Extracted material

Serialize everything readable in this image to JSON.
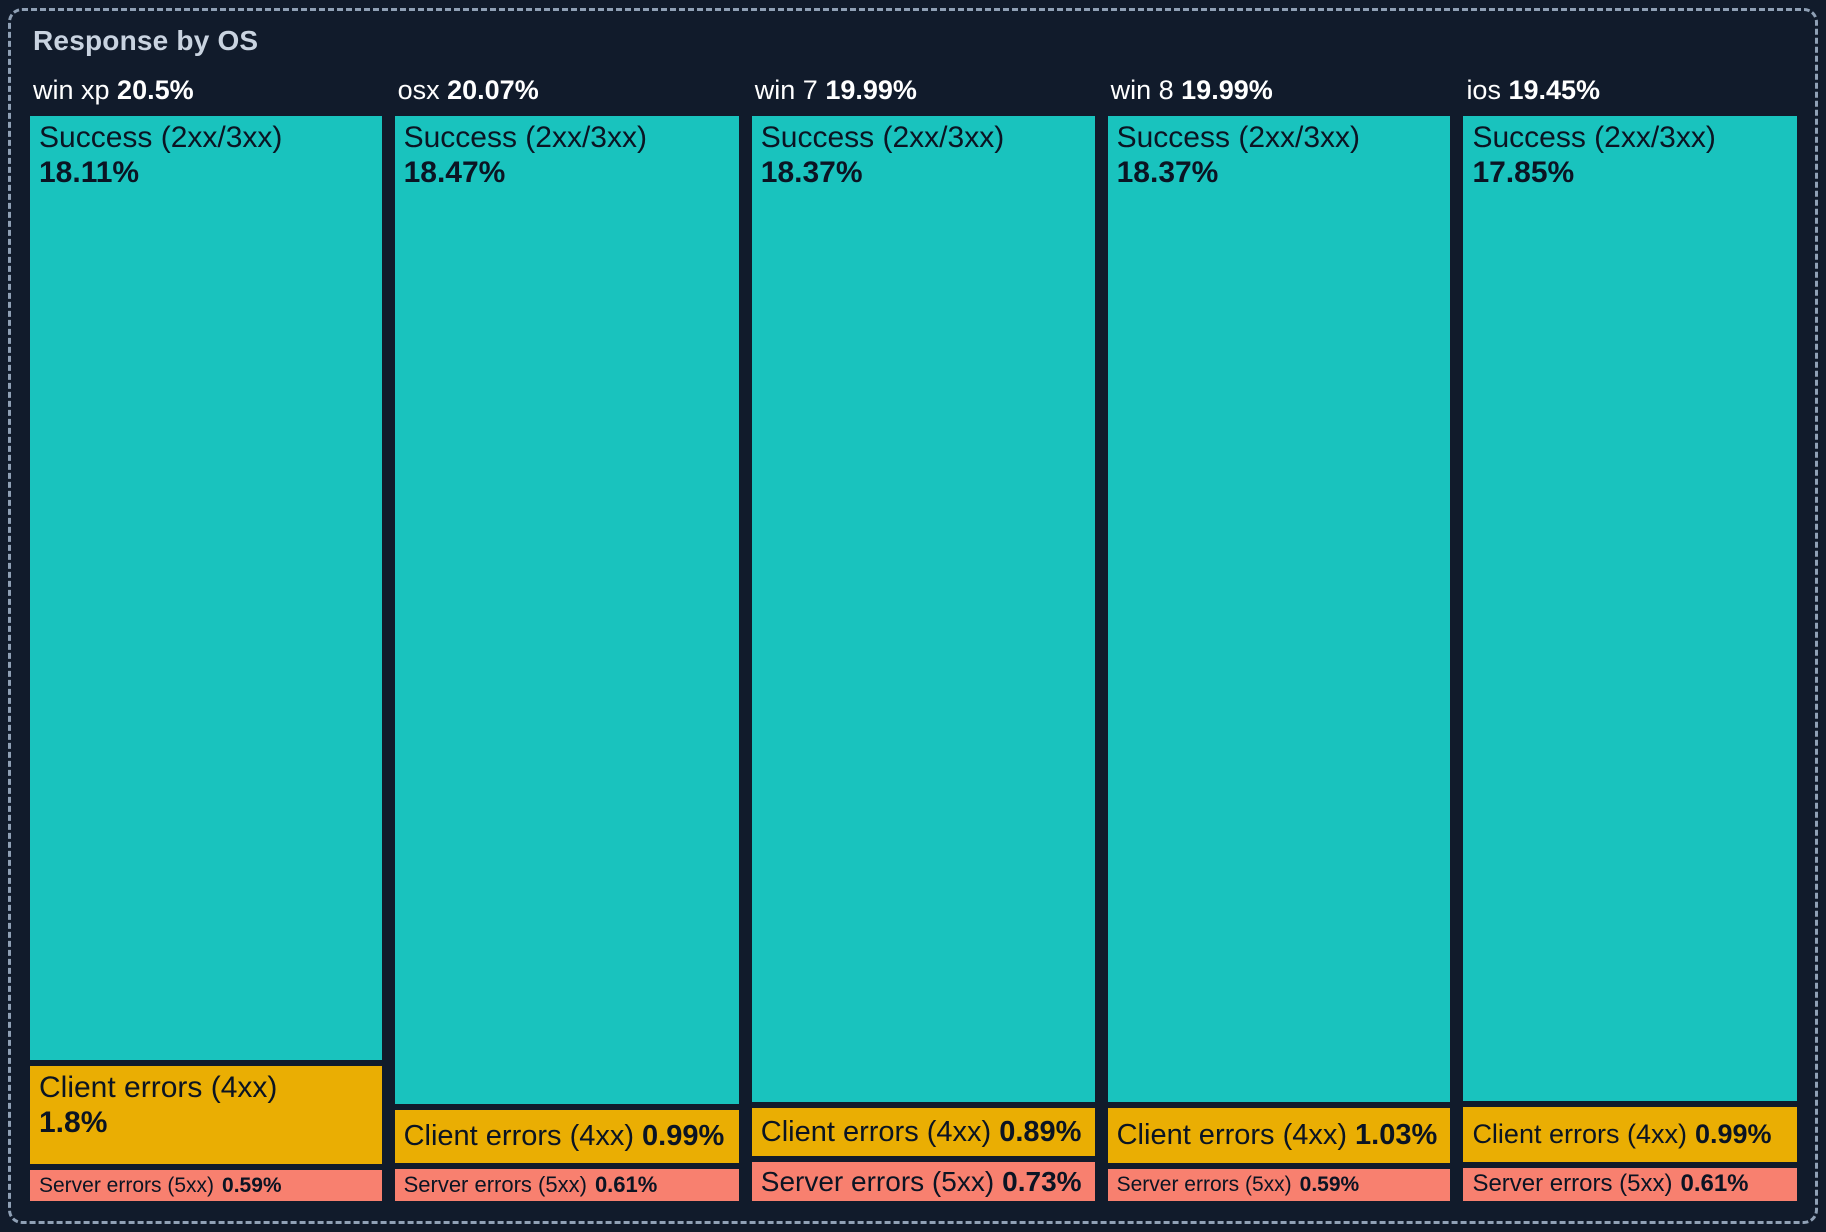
{
  "chart_data": {
    "type": "treemap",
    "title": "Response by OS",
    "layout_hint": "vertical-columns-per-os, segment height proportional to percent",
    "legend": false,
    "units": "%",
    "groups": [
      {
        "label": "win xp",
        "total_pct": "20.5%",
        "total_value": 20.5,
        "segments": [
          {
            "name": "Success (2xx/3xx)",
            "pct": "18.11%",
            "value": 18.11,
            "category": "success"
          },
          {
            "name": "Client errors (4xx)",
            "pct": "1.8%",
            "value": 1.8,
            "category": "client_errors"
          },
          {
            "name": "Server errors (5xx)",
            "pct": "0.59%",
            "value": 0.59,
            "category": "server_errors"
          }
        ]
      },
      {
        "label": "osx",
        "total_pct": "20.07%",
        "total_value": 20.07,
        "segments": [
          {
            "name": "Success (2xx/3xx)",
            "pct": "18.47%",
            "value": 18.47,
            "category": "success"
          },
          {
            "name": "Client errors (4xx)",
            "pct": "0.99%",
            "value": 0.99,
            "category": "client_errors"
          },
          {
            "name": "Server errors (5xx)",
            "pct": "0.61%",
            "value": 0.61,
            "category": "server_errors"
          }
        ]
      },
      {
        "label": "win 7",
        "total_pct": "19.99%",
        "total_value": 19.99,
        "segments": [
          {
            "name": "Success (2xx/3xx)",
            "pct": "18.37%",
            "value": 18.37,
            "category": "success"
          },
          {
            "name": "Client errors (4xx)",
            "pct": "0.89%",
            "value": 0.89,
            "category": "client_errors"
          },
          {
            "name": "Server errors (5xx)",
            "pct": "0.73%",
            "value": 0.73,
            "category": "server_errors"
          }
        ]
      },
      {
        "label": "win 8",
        "total_pct": "19.99%",
        "total_value": 19.99,
        "segments": [
          {
            "name": "Success (2xx/3xx)",
            "pct": "18.37%",
            "value": 18.37,
            "category": "success"
          },
          {
            "name": "Client errors (4xx)",
            "pct": "1.03%",
            "value": 1.03,
            "category": "client_errors"
          },
          {
            "name": "Server errors (5xx)",
            "pct": "0.59%",
            "value": 0.59,
            "category": "server_errors"
          }
        ]
      },
      {
        "label": "ios",
        "total_pct": "19.45%",
        "total_value": 19.45,
        "segments": [
          {
            "name": "Success (2xx/3xx)",
            "pct": "17.85%",
            "value": 17.85,
            "category": "success"
          },
          {
            "name": "Client errors (4xx)",
            "pct": "0.99%",
            "value": 0.99,
            "category": "client_errors"
          },
          {
            "name": "Server errors (5xx)",
            "pct": "0.61%",
            "value": 0.61,
            "category": "server_errors"
          }
        ]
      }
    ],
    "colors": {
      "success": "#19c3be",
      "client_errors": "#eaae03",
      "server_errors": "#f8806f",
      "background": "#111b2b",
      "title_text": "#c9d3e0",
      "header_text": "#ffffff",
      "segment_text": "#0b1423",
      "panel_border": "#8fa0b5"
    }
  }
}
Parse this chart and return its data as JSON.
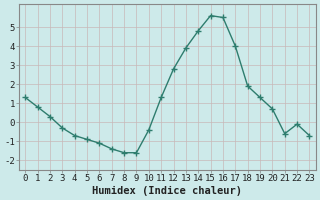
{
  "x": [
    0,
    1,
    2,
    3,
    4,
    5,
    6,
    7,
    8,
    9,
    10,
    11,
    12,
    13,
    14,
    15,
    16,
    17,
    18,
    19,
    20,
    21,
    22,
    23
  ],
  "y": [
    1.3,
    0.8,
    0.3,
    -0.3,
    -0.7,
    -0.9,
    -1.1,
    -1.4,
    -1.6,
    -1.6,
    -0.4,
    1.3,
    2.8,
    3.9,
    4.8,
    5.6,
    5.5,
    4.0,
    1.9,
    1.3,
    0.7,
    -0.6,
    -0.1,
    -0.7
  ],
  "line_color": "#2e7d6e",
  "marker": "+",
  "marker_size": 5,
  "marker_linewidth": 1.0,
  "bg_color": "#cdeaea",
  "grid_color": "#c8b8b8",
  "xlabel": "Humidex (Indice chaleur)",
  "xlim": [
    -0.5,
    23.5
  ],
  "ylim": [
    -2.5,
    6.2
  ],
  "yticks": [
    -2,
    -1,
    0,
    1,
    2,
    3,
    4,
    5
  ],
  "xticks": [
    0,
    1,
    2,
    3,
    4,
    5,
    6,
    7,
    8,
    9,
    10,
    11,
    12,
    13,
    14,
    15,
    16,
    17,
    18,
    19,
    20,
    21,
    22,
    23
  ],
  "tick_label_fontsize": 6.5,
  "xlabel_fontsize": 7.5,
  "line_width": 1.0,
  "spine_color": "#888888"
}
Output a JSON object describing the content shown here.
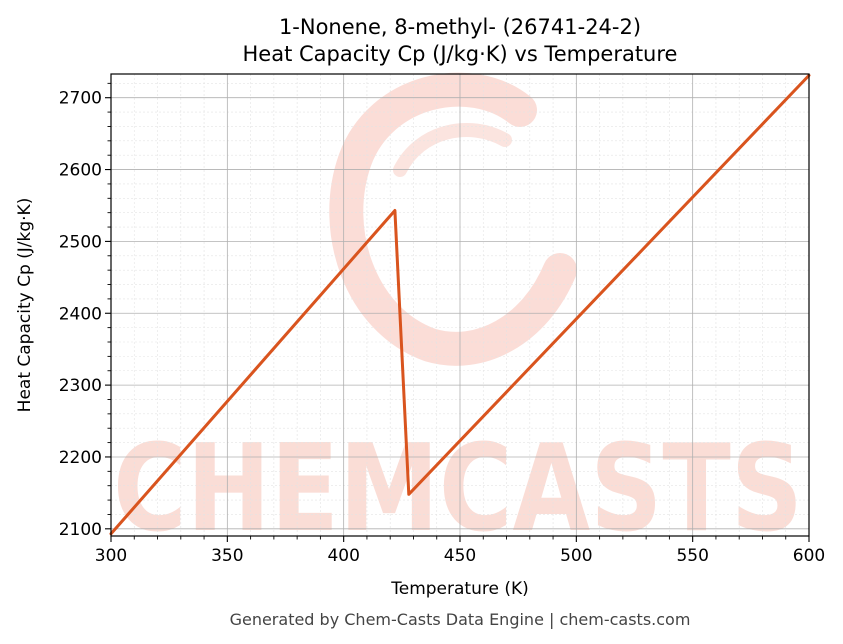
{
  "title_line1": "1-Nonene, 8-methyl- (26741-24-2)",
  "title_line2": "Heat Capacity Cp (J/kg·K) vs Temperature",
  "footer": "Generated by Chem-Casts Data Engine | chem-casts.com",
  "watermark": "CHEMCASTS",
  "colors": {
    "line": "#d9541e",
    "grid_major": "#b0b0b0",
    "grid_minor": "#e3e3e3",
    "watermark": "#f9d2c9"
  },
  "chart_data": {
    "type": "line",
    "title": "1-Nonene, 8-methyl- (26741-24-2)\nHeat Capacity Cp (J/kg·K) vs Temperature",
    "xlabel": "Temperature (K)",
    "ylabel": "Heat Capacity Cp (J/kg·K)",
    "xlim": [
      300,
      600
    ],
    "ylim": [
      2090,
      2733
    ],
    "xticks": [
      300,
      350,
      400,
      450,
      500,
      550,
      600
    ],
    "yticks": [
      2100,
      2200,
      2300,
      2400,
      2500,
      2600,
      2700
    ],
    "grid": true,
    "series": [
      {
        "x": [
          300,
          422,
          428,
          600
        ],
        "y": [
          2093,
          2543,
          2148,
          2731
        ]
      }
    ]
  }
}
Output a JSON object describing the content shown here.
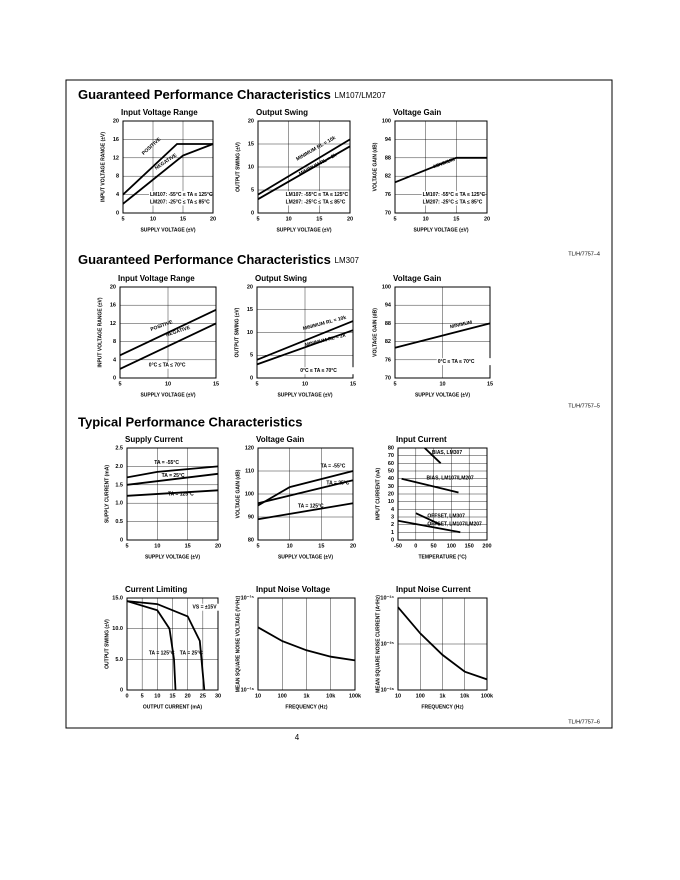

What the task asks
Using the data above, write out every line exactly, leaving the images behind.

Result of the task
Serialize everything readable in this image to JSON.
{
  "chart_data": {
    "type": "treemap",
    "title": "Response by OS",
    "layout_hint": "vertical-columns-per-os, segment height proportional to percent",
    "legend": false,
    "units": "%",
    "groups": [
      {
        "label": "win xp",
        "total_pct": "20.5%",
        "total_value": 20.5,
        "segments": [
          {
            "name": "Success (2xx/3xx)",
            "pct": "18.11%",
            "value": 18.11,
            "category": "success"
          },
          {
            "name": "Client errors (4xx)",
            "pct": "1.8%",
            "value": 1.8,
            "category": "client_errors"
          },
          {
            "name": "Server errors (5xx)",
            "pct": "0.59%",
            "value": 0.59,
            "category": "server_errors"
          }
        ]
      },
      {
        "label": "osx",
        "total_pct": "20.07%",
        "total_value": 20.07,
        "segments": [
          {
            "name": "Success (2xx/3xx)",
            "pct": "18.47%",
            "value": 18.47,
            "category": "success"
          },
          {
            "name": "Client errors (4xx)",
            "pct": "0.99%",
            "value": 0.99,
            "category": "client_errors"
          },
          {
            "name": "Server errors (5xx)",
            "pct": "0.61%",
            "value": 0.61,
            "category": "server_errors"
          }
        ]
      },
      {
        "label": "win 7",
        "total_pct": "19.99%",
        "total_value": 19.99,
        "segments": [
          {
            "name": "Success (2xx/3xx)",
            "pct": "18.37%",
            "value": 18.37,
            "category": "success"
          },
          {
            "name": "Client errors (4xx)",
            "pct": "0.89%",
            "value": 0.89,
            "category": "client_errors"
          },
          {
            "name": "Server errors (5xx)",
            "pct": "0.73%",
            "value": 0.73,
            "category": "server_errors"
          }
        ]
      },
      {
        "label": "win 8",
        "total_pct": "19.99%",
        "total_value": 19.99,
        "segments": [
          {
            "name": "Success (2xx/3xx)",
            "pct": "18.37%",
            "value": 18.37,
            "category": "success"
          },
          {
            "name": "Client errors (4xx)",
            "pct": "1.03%",
            "value": 1.03,
            "category": "client_errors"
          },
          {
            "name": "Server errors (5xx)",
            "pct": "0.59%",
            "value": 0.59,
            "category": "server_errors"
          }
        ]
      },
      {
        "label": "ios",
        "total_pct": "19.45%",
        "total_value": 19.45,
        "segments": [
          {
            "name": "Success (2xx/3xx)",
            "pct": "17.85%",
            "value": 17.85,
            "category": "success"
          },
          {
            "name": "Client errors (4xx)",
            "pct": "0.99%",
            "value": 0.99,
            "category": "client_errors"
          },
          {
            "name": "Server errors (5xx)",
            "pct": "0.61%",
            "value": 0.61,
            "category": "server_errors"
          }
        ]
      }
    ],
    "colors": {
      "success": "#19c3be",
      "client_errors": "#eaae03",
      "server_errors": "#f8806f",
      "background": "#111b2b",
      "title_text": "#c9d3e0",
      "header_text": "#ffffff",
      "segment_text": "#0b1423",
      "panel_border": "#8fa0b5"
    }
  }
}
Parse this chart and return its data as JSON.
{
  "x": [
    0,
    1,
    2,
    3,
    4,
    5,
    6,
    7,
    8,
    9,
    10,
    11,
    12,
    13,
    14,
    15,
    16,
    17,
    18,
    19,
    20,
    21,
    22,
    23
  ],
  "y": [
    1.3,
    0.8,
    0.3,
    -0.3,
    -0.7,
    -0.9,
    -1.1,
    -1.4,
    -1.6,
    -1.6,
    -0.4,
    1.3,
    2.8,
    3.9,
    4.8,
    5.6,
    5.5,
    4.0,
    1.9,
    1.3,
    0.7,
    -0.6,
    -0.1,
    -0.7
  ],
  "line_color": "#2e7d6e",
  "marker": "+",
  "marker_size": 5,
  "marker_linewidth": 1.0,
  "bg_color": "#cdeaea",
  "grid_color": "#c8b8b8",
  "xlabel": "Humidex (Indice chaleur)",
  "xlim": [
    -0.5,
    23.5
  ],
  "ylim": [
    -2.5,
    6.2
  ],
  "yticks": [
    -2,
    -1,
    0,
    1,
    2,
    3,
    4,
    5
  ],
  "xticks": [
    0,
    1,
    2,
    3,
    4,
    5,
    6,
    7,
    8,
    9,
    10,
    11,
    12,
    13,
    14,
    15,
    16,
    17,
    18,
    19,
    20,
    21,
    22,
    23
  ],
  "tick_label_fontsize": 6.5,
  "xlabel_fontsize": 7.5,
  "line_width": 1.0,
  "spine_color": "#888888"
}
Output a JSON object describing the content shown here.
{
  "title_line1": "1-Nonene, 8-methyl- (26741-24-2)",
  "title_line2": "Heat Capacity Cp (J/kg·K) vs Temperature",
  "footer": "Generated by Chem-Casts Data Engine | chem-casts.com",
  "watermark": "CHEMCASTS",
  "colors": {
    "line": "#d9541e",
    "grid_major": "#b0b0b0",
    "grid_minor": "#e3e3e3",
    "watermark": "#f9d2c9"
  },
  "chart_data": {
    "type": "line",
    "title": "1-Nonene, 8-methyl- (26741-24-2)\nHeat Capacity Cp (J/kg·K) vs Temperature",
    "xlabel": "Temperature (K)",
    "ylabel": "Heat Capacity Cp (J/kg·K)",
    "xlim": [
      300,
      600
    ],
    "ylim": [
      2090,
      2733
    ],
    "xticks": [
      300,
      350,
      400,
      450,
      500,
      550,
      600
    ],
    "yticks": [
      2100,
      2200,
      2300,
      2400,
      2500,
      2600,
      2700
    ],
    "grid": true,
    "series": [
      {
        "x": [
          300,
          422,
          428,
          600
        ],
        "y": [
          2093,
          2543,
          2148,
          2731
        ]
      }
    ]
  }
}
Output a JSON object describing the content shown here.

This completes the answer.